§ Prompt
Reproduce every line of the material below word for word, leaving out the pictures.

Dataset records
○ ○ ○ ○
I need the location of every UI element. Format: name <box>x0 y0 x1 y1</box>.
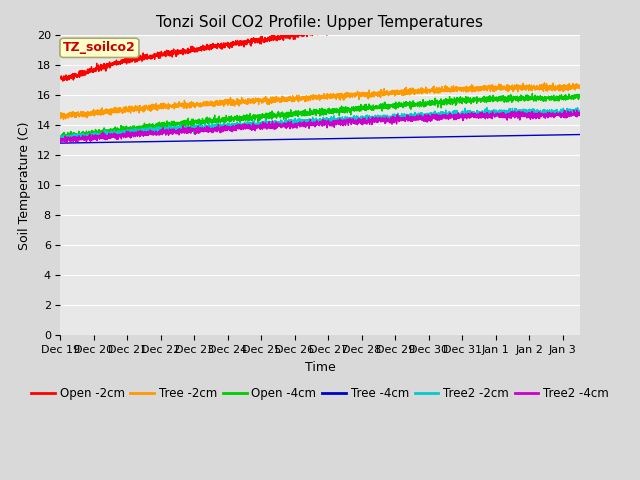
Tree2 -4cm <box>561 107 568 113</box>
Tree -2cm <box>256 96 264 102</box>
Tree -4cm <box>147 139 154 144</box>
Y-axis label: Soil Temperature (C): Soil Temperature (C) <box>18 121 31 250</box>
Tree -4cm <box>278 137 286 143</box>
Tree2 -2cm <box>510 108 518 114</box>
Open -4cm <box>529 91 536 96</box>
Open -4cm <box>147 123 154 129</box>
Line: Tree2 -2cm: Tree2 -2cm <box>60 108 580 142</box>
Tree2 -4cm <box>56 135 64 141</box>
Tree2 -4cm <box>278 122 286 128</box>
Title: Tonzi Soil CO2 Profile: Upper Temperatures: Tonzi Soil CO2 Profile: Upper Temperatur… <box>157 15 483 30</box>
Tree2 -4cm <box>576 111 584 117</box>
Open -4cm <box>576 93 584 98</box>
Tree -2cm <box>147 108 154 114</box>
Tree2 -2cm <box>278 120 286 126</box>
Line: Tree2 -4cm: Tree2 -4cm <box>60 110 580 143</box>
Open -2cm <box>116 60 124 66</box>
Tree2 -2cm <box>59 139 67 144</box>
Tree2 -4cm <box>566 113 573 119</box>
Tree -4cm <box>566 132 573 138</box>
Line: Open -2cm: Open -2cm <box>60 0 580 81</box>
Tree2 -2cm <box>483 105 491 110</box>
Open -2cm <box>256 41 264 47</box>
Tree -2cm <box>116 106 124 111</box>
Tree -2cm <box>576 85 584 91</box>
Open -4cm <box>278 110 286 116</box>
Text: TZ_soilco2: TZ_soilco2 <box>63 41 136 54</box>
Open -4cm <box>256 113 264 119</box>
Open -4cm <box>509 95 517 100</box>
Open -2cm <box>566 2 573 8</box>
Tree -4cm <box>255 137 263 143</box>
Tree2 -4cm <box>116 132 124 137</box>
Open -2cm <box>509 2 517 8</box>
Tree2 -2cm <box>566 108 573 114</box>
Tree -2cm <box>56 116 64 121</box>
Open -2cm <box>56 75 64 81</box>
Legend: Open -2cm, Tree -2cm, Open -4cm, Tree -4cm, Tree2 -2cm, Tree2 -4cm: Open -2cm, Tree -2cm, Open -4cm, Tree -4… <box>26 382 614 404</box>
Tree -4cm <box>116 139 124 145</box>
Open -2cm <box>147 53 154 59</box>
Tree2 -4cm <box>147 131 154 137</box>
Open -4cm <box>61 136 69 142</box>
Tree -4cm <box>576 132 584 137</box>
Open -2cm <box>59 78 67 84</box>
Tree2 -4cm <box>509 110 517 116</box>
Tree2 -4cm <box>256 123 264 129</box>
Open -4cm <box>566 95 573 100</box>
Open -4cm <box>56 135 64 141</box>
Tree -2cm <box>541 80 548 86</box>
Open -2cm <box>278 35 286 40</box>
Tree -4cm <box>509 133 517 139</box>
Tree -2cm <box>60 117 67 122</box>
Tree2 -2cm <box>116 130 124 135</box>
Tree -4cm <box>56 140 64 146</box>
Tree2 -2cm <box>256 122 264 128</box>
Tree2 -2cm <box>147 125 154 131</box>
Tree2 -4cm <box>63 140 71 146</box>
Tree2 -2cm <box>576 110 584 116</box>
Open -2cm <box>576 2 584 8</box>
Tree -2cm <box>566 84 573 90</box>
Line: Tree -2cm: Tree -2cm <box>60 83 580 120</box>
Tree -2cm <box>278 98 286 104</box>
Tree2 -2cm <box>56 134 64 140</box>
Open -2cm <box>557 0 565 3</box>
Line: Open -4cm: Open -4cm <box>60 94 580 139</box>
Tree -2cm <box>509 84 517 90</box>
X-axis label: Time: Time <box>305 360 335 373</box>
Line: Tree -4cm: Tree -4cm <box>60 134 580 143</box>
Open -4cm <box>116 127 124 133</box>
○ ○ ○ ○
§ Response below
I need the location of every UI element. Format: name <box>x0 y0 x1 y1</box>.
Tree2 -4cm <box>561 107 568 113</box>
Tree -2cm <box>256 96 264 102</box>
Tree -4cm <box>147 139 154 144</box>
Y-axis label: Soil Temperature (C): Soil Temperature (C) <box>18 121 31 250</box>
Tree -4cm <box>278 137 286 143</box>
Tree2 -2cm <box>510 108 518 114</box>
Open -4cm <box>529 91 536 96</box>
Open -4cm <box>147 123 154 129</box>
Line: Tree2 -2cm: Tree2 -2cm <box>60 108 580 142</box>
Tree2 -4cm <box>56 135 64 141</box>
Tree2 -4cm <box>278 122 286 128</box>
Title: Tonzi Soil CO2 Profile: Upper Temperatures: Tonzi Soil CO2 Profile: Upper Temperatur… <box>157 15 483 30</box>
Tree2 -4cm <box>576 111 584 117</box>
Open -4cm <box>576 93 584 98</box>
Tree -2cm <box>147 108 154 114</box>
Tree2 -2cm <box>278 120 286 126</box>
Line: Tree2 -4cm: Tree2 -4cm <box>60 110 580 143</box>
Open -2cm <box>116 60 124 66</box>
Tree2 -2cm <box>59 139 67 144</box>
Tree2 -4cm <box>566 113 573 119</box>
Tree -4cm <box>566 132 573 138</box>
Line: Open -2cm: Open -2cm <box>60 0 580 81</box>
Tree2 -2cm <box>483 105 491 110</box>
Open -2cm <box>256 41 264 47</box>
Tree -2cm <box>116 106 124 111</box>
Tree -2cm <box>576 85 584 91</box>
Open -4cm <box>278 110 286 116</box>
Text: TZ_soilco2: TZ_soilco2 <box>63 41 136 54</box>
Open -4cm <box>256 113 264 119</box>
Open -4cm <box>509 95 517 100</box>
Open -2cm <box>566 2 573 8</box>
Tree -4cm <box>255 137 263 143</box>
Tree2 -4cm <box>116 132 124 137</box>
Open -2cm <box>509 2 517 8</box>
Tree2 -2cm <box>566 108 573 114</box>
Tree -2cm <box>56 116 64 121</box>
Open -2cm <box>56 75 64 81</box>
Legend: Open -2cm, Tree -2cm, Open -4cm, Tree -4cm, Tree2 -2cm, Tree2 -4cm: Open -2cm, Tree -2cm, Open -4cm, Tree -4… <box>26 382 614 404</box>
Tree -4cm <box>116 139 124 145</box>
Open -2cm <box>147 53 154 59</box>
Tree2 -4cm <box>147 131 154 137</box>
Open -4cm <box>61 136 69 142</box>
Tree -4cm <box>576 132 584 137</box>
Open -2cm <box>59 78 67 84</box>
Tree2 -4cm <box>509 110 517 116</box>
Tree2 -4cm <box>256 123 264 129</box>
Open -4cm <box>566 95 573 100</box>
Open -4cm <box>56 135 64 141</box>
Tree -2cm <box>541 80 548 86</box>
Open -2cm <box>278 35 286 40</box>
Tree -4cm <box>509 133 517 139</box>
Tree -2cm <box>60 117 67 122</box>
Tree2 -2cm <box>116 130 124 135</box>
Tree -4cm <box>56 140 64 146</box>
Tree2 -2cm <box>256 122 264 128</box>
Tree2 -2cm <box>147 125 154 131</box>
Tree2 -4cm <box>63 140 71 146</box>
Tree2 -2cm <box>576 110 584 116</box>
Open -2cm <box>576 2 584 8</box>
Tree -2cm <box>566 84 573 90</box>
Line: Tree -2cm: Tree -2cm <box>60 83 580 120</box>
Tree -2cm <box>278 98 286 104</box>
Tree2 -2cm <box>56 134 64 140</box>
Open -2cm <box>557 0 565 3</box>
Line: Open -4cm: Open -4cm <box>60 94 580 139</box>
Tree -2cm <box>509 84 517 90</box>
X-axis label: Time: Time <box>305 360 335 373</box>
Line: Tree -4cm: Tree -4cm <box>60 134 580 143</box>
Open -4cm <box>116 127 124 133</box>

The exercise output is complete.